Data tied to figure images
------------------------------
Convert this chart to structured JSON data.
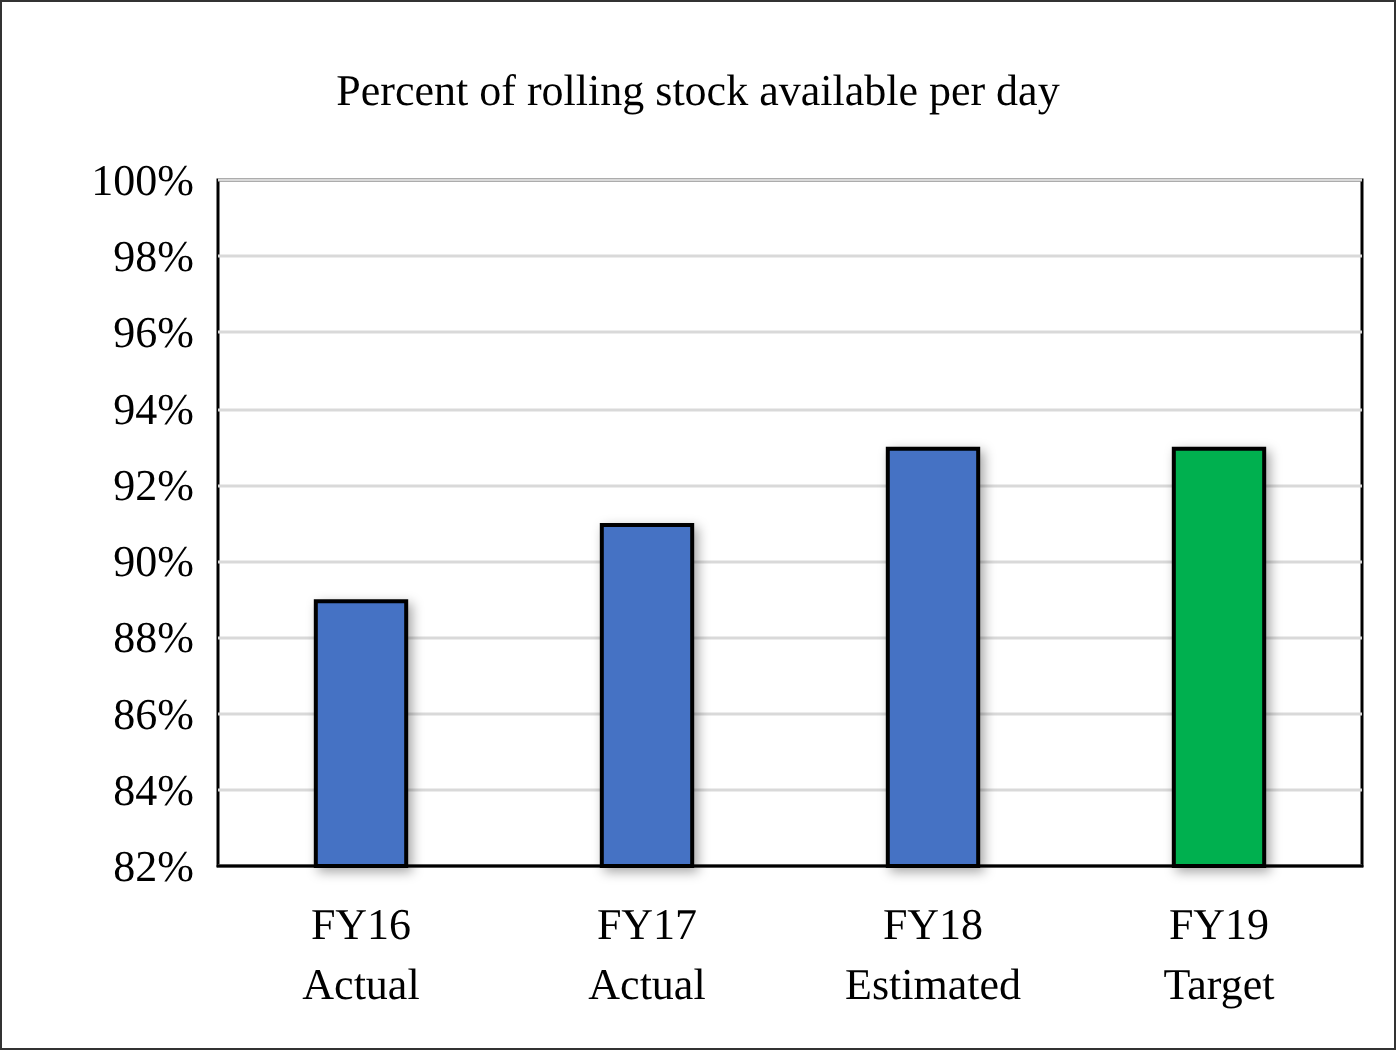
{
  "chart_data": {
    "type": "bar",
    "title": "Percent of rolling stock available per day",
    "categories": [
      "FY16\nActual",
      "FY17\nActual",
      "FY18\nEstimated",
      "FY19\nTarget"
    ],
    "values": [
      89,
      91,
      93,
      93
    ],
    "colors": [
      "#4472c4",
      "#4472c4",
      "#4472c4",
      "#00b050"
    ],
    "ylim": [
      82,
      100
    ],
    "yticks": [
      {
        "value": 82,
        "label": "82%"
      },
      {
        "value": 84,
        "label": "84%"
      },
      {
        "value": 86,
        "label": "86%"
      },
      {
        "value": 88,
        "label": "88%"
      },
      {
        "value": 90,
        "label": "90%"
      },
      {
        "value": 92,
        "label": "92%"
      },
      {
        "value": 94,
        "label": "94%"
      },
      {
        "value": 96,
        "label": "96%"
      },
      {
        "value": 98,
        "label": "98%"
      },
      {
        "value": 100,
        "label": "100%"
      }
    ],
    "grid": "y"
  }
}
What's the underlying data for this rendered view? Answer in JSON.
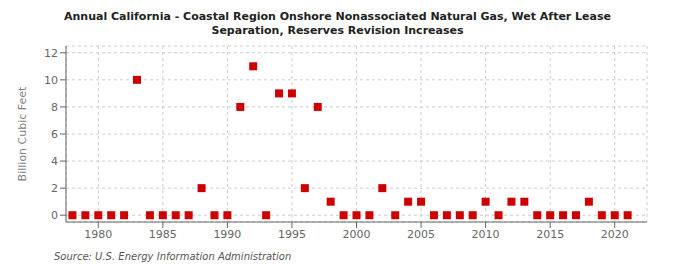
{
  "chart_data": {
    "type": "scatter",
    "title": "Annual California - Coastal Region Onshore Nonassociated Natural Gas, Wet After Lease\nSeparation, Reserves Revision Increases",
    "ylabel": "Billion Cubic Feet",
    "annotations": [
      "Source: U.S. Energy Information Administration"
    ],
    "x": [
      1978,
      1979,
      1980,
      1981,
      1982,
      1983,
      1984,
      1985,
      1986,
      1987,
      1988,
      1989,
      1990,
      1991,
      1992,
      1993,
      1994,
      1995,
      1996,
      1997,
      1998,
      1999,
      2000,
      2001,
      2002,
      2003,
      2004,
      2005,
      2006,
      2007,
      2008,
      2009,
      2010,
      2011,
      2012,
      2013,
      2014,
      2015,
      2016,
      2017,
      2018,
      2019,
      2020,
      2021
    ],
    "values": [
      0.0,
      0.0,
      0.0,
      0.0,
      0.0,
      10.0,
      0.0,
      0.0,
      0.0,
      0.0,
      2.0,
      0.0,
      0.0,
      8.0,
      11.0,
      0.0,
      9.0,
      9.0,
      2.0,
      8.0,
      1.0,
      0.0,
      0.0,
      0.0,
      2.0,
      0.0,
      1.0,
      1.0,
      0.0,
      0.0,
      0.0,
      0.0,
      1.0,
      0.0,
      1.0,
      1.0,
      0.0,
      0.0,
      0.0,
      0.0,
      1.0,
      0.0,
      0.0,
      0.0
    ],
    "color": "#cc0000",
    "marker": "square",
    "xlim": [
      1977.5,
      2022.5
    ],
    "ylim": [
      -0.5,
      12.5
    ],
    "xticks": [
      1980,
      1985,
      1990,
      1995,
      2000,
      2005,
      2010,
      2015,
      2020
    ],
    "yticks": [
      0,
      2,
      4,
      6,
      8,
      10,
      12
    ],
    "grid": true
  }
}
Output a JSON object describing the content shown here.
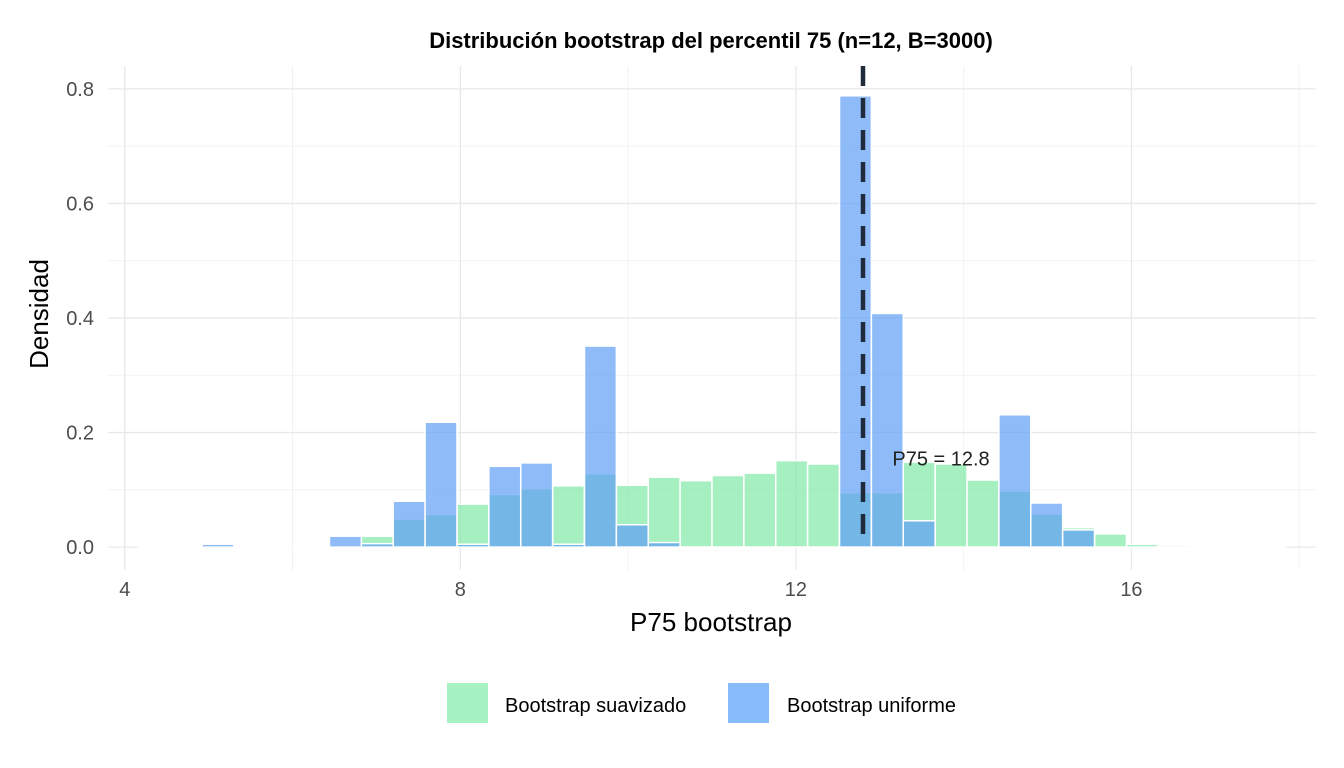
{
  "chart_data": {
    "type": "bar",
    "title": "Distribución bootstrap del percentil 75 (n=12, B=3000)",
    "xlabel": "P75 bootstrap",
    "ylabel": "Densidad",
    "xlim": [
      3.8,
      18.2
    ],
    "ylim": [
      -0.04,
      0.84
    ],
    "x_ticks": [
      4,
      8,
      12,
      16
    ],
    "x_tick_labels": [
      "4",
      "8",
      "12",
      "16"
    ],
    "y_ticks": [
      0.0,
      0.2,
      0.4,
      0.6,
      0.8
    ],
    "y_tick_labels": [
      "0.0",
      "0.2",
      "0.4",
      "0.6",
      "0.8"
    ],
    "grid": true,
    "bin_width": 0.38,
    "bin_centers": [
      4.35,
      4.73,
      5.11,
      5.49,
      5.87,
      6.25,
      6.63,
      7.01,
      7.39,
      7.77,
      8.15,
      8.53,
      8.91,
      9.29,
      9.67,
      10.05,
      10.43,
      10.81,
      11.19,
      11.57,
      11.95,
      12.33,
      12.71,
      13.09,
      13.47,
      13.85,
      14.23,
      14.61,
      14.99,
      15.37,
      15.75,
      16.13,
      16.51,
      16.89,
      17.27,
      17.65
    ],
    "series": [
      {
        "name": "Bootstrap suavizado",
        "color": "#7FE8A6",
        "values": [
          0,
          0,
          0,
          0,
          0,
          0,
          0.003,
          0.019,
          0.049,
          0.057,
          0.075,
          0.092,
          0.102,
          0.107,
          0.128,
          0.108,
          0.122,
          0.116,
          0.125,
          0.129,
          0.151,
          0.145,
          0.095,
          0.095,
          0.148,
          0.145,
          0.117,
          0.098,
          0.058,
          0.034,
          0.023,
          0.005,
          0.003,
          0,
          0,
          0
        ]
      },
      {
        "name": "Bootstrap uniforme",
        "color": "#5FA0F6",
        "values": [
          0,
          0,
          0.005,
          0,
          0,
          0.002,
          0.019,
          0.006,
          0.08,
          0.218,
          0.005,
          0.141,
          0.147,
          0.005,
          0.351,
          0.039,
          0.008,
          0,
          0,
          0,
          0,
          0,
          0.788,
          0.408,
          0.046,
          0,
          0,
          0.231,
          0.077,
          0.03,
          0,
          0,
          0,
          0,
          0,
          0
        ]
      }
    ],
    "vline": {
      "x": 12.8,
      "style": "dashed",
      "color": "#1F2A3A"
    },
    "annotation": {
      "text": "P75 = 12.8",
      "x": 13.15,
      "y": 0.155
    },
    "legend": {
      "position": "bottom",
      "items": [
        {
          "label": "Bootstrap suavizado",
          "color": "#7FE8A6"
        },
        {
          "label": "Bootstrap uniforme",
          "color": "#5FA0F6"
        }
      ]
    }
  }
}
------------------------------
### To do
Look above for lines with the word "name" and copy them all.

### Response
        "name": "Bootstrap suavizado",
        "name": "Bootstrap uniforme",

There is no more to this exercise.